→ About this exercise: Check each line of the entries below for the string "community"; copy every line where it appears.

→ Extracted data:
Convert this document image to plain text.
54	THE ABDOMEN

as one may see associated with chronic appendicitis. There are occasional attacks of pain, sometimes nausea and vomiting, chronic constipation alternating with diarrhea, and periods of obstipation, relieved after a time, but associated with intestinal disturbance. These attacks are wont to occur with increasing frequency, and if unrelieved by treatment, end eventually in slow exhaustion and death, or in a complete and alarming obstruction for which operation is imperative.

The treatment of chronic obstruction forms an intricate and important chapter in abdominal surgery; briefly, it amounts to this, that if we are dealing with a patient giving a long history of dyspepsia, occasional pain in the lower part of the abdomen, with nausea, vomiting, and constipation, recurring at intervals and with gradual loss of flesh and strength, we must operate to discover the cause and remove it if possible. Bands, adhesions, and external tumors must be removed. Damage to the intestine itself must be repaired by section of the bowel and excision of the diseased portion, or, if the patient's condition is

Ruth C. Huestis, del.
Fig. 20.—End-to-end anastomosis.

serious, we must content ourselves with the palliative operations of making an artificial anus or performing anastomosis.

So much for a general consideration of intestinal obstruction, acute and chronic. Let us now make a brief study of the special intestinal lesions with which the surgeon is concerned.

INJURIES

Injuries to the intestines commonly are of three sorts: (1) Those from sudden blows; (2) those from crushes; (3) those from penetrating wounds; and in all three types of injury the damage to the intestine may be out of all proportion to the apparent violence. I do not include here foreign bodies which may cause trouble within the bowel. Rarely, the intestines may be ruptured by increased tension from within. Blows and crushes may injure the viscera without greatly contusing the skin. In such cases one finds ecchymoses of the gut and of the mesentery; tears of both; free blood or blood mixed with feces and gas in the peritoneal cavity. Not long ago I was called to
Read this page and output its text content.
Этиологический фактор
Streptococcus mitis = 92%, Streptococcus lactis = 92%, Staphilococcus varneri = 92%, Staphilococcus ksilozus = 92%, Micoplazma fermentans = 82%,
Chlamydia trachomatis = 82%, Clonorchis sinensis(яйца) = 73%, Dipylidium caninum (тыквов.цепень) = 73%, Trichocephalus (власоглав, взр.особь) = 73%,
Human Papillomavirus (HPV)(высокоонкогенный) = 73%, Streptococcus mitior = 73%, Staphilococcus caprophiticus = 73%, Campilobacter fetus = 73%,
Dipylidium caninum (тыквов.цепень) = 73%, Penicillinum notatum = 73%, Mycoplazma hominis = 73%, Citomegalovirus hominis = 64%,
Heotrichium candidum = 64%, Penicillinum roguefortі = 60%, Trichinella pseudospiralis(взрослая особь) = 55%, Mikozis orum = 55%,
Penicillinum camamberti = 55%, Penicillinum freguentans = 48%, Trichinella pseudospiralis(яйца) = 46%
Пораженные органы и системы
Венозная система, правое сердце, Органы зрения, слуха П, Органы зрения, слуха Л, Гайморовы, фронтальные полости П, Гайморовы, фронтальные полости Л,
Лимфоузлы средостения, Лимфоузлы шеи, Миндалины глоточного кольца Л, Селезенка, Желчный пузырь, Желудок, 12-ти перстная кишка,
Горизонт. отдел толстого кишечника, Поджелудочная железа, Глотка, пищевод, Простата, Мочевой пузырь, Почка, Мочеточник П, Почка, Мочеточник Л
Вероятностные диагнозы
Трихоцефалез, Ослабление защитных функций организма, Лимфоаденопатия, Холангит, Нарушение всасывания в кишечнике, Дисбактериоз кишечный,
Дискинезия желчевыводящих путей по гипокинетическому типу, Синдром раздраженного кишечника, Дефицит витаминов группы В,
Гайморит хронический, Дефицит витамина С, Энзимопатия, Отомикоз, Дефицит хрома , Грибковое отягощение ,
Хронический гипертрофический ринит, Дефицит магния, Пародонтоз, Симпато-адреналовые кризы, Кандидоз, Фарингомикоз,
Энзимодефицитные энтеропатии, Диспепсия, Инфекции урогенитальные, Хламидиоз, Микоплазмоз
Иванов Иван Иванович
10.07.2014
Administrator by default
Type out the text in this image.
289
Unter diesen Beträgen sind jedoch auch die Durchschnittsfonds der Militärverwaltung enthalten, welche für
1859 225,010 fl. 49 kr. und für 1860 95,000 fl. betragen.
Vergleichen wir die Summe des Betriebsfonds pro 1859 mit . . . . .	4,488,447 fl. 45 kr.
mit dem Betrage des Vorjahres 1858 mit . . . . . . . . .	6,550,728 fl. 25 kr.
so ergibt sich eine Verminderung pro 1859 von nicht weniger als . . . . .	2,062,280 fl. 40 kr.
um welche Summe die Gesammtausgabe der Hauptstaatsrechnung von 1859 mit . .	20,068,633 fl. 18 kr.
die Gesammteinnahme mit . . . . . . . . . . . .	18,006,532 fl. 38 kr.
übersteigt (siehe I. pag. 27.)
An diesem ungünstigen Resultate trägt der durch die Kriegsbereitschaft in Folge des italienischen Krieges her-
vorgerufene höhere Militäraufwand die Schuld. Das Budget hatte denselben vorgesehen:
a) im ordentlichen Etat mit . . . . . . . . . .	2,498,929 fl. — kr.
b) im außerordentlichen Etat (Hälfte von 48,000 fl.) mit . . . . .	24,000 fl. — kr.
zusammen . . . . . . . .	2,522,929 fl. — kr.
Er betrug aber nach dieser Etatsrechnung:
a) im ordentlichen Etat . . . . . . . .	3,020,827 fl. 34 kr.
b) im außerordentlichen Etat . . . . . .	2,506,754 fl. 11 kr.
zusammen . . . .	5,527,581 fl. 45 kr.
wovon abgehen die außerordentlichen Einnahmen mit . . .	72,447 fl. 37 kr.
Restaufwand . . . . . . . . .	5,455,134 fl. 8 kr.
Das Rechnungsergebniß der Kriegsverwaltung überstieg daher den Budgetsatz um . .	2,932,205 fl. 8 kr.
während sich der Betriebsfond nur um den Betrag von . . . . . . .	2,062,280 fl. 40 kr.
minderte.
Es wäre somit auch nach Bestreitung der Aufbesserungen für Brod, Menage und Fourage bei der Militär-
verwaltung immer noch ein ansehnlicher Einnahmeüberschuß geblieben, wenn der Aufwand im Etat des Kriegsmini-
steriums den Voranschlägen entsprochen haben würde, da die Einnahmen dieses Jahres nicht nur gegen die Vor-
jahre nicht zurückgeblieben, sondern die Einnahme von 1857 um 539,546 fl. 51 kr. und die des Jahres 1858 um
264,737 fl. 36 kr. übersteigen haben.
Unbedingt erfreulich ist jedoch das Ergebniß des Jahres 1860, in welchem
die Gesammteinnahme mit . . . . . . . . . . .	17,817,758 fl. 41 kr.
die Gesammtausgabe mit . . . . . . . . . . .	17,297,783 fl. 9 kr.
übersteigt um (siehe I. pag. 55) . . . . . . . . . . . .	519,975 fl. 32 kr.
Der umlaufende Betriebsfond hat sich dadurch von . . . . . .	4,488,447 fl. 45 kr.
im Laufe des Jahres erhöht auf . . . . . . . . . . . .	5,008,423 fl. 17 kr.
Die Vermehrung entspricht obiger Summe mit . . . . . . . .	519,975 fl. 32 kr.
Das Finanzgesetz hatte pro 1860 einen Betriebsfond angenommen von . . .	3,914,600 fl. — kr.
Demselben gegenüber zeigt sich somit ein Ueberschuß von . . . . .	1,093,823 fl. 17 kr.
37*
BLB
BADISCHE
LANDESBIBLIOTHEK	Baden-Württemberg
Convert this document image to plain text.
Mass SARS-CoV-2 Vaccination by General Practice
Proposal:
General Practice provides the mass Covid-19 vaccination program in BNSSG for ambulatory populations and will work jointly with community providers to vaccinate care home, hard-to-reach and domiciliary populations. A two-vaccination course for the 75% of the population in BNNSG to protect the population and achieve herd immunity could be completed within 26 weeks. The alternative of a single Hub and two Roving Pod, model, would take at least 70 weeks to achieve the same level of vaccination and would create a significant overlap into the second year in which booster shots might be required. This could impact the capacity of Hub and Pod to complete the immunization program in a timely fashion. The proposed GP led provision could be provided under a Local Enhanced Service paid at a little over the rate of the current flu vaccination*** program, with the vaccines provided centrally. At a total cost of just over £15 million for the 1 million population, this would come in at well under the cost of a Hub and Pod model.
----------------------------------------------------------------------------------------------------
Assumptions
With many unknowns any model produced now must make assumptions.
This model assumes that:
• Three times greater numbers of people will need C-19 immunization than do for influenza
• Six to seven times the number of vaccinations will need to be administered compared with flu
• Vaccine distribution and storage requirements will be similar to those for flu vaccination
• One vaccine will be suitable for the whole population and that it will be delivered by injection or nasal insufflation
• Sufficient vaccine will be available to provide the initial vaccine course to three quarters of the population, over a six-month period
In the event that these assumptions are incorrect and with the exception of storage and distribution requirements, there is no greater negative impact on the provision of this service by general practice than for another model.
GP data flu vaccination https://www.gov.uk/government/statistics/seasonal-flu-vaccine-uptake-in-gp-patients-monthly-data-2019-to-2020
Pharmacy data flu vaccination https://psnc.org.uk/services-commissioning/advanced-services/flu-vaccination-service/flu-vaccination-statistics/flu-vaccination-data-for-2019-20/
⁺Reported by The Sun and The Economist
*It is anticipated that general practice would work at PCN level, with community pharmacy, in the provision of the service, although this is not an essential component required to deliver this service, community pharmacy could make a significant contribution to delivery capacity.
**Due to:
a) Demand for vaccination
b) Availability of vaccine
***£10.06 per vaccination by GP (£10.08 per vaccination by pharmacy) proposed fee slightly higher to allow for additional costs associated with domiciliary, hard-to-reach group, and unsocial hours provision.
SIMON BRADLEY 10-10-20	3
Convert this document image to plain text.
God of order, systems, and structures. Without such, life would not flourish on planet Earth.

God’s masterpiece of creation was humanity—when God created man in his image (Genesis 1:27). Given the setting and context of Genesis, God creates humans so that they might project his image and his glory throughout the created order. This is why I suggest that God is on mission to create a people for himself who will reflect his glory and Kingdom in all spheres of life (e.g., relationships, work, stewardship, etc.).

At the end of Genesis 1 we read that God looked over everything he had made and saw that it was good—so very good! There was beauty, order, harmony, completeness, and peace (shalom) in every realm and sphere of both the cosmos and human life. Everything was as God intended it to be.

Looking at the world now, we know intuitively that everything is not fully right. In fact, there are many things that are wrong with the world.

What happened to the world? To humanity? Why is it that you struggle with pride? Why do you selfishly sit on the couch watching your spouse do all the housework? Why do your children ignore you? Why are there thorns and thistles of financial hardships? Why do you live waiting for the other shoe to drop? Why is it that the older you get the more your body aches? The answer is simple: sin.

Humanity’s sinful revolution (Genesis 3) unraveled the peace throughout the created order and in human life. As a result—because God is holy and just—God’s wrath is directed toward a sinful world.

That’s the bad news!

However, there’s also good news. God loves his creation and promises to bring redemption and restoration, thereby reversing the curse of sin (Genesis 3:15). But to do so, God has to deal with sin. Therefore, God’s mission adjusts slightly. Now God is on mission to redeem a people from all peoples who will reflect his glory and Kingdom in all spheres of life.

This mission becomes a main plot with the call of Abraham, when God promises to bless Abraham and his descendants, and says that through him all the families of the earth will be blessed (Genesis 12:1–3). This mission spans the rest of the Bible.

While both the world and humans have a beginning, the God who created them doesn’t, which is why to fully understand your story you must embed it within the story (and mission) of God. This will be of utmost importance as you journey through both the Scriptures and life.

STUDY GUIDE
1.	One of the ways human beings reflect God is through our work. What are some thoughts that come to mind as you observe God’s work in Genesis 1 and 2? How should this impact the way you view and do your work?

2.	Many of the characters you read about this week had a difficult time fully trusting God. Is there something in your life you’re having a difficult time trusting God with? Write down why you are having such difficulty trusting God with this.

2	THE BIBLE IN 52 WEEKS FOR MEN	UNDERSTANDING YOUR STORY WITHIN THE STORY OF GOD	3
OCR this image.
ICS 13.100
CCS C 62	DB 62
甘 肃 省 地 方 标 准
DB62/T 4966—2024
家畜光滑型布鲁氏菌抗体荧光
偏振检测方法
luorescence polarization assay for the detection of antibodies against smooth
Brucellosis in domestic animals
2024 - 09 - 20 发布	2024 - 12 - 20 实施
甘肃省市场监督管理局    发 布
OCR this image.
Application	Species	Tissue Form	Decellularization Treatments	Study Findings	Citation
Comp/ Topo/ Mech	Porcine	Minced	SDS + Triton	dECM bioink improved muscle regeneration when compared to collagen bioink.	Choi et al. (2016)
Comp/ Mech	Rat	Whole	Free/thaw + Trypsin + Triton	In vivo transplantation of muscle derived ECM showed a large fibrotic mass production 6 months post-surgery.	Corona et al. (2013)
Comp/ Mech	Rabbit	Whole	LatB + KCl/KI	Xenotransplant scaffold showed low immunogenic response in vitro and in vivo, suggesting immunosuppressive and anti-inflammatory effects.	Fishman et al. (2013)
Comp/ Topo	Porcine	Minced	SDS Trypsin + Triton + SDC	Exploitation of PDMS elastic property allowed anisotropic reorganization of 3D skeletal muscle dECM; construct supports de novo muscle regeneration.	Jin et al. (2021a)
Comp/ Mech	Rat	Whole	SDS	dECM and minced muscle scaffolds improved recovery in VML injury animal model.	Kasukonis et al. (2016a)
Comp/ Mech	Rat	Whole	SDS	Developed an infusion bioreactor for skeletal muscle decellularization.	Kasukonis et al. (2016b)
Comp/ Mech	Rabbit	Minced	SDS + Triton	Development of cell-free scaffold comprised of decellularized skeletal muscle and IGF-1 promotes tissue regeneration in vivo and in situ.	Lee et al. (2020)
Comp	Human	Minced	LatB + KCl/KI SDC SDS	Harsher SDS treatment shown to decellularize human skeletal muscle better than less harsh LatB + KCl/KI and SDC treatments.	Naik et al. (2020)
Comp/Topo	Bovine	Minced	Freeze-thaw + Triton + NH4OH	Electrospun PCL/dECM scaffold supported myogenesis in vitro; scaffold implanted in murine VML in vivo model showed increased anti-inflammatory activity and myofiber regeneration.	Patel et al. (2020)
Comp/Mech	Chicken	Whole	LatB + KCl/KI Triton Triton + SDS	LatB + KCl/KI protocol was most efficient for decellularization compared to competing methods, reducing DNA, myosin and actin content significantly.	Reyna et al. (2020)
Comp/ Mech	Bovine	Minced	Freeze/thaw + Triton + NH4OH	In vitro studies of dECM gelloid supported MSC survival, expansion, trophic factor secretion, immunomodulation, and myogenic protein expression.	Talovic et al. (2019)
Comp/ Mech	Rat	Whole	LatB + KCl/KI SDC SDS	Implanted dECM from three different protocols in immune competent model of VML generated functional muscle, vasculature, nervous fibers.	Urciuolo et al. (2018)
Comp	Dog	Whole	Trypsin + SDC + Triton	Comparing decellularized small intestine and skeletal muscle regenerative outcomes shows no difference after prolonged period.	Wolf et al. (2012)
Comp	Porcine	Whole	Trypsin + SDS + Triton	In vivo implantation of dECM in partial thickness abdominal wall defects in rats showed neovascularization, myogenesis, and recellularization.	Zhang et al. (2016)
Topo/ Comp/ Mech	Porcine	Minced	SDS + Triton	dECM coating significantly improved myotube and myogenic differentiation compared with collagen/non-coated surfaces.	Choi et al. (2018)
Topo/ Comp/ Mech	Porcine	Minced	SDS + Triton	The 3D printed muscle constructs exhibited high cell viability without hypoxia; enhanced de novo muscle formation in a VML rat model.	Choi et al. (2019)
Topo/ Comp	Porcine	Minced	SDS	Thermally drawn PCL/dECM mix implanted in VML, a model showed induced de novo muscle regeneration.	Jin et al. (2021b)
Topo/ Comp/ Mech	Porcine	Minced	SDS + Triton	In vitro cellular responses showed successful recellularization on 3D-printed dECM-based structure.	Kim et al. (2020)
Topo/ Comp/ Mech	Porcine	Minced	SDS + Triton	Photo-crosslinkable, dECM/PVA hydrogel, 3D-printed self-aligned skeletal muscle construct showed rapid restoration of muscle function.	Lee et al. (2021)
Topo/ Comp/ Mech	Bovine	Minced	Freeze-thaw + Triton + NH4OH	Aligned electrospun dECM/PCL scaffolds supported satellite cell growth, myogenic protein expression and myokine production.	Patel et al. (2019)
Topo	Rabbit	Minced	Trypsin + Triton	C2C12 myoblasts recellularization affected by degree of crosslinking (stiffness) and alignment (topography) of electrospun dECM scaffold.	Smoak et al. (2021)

→ Solution for this problem:
General Practice provides the mass Covid-19 vaccination program in BNSSG for ambulatory populations and will work jointly with community providers to vaccinate care home, hard-to-reach and domiciliary populations. A two-vaccination course for the 75% of the population in BNNSG to protect the population and achieve herd immunity could be completed within 26 weeks. The alternative of a single Hub and two Roving Pod, model, would take at least 70 weeks to achieve the same level of vaccination and would create a significant overlap into the second year in which booster shots might be required. This could impact the capacity of Hub and Pod to complete the immunization program in a timely fashion. The proposed GP led provision could be provided under a Local Enhanced Service paid at a little over the rate of the current flu vaccination*** program, with the vaccines provided centrally. At a total cost of just over £15 million for the 1 million population, this would come in at well under the cost of a Hub and Pod model.
*It is anticipated that general practice would work at PCN level, with community pharmacy, in the provision of the service, although this is not an essential component required to deliver this service, community pharmacy could make a significant contribution to delivery capacity.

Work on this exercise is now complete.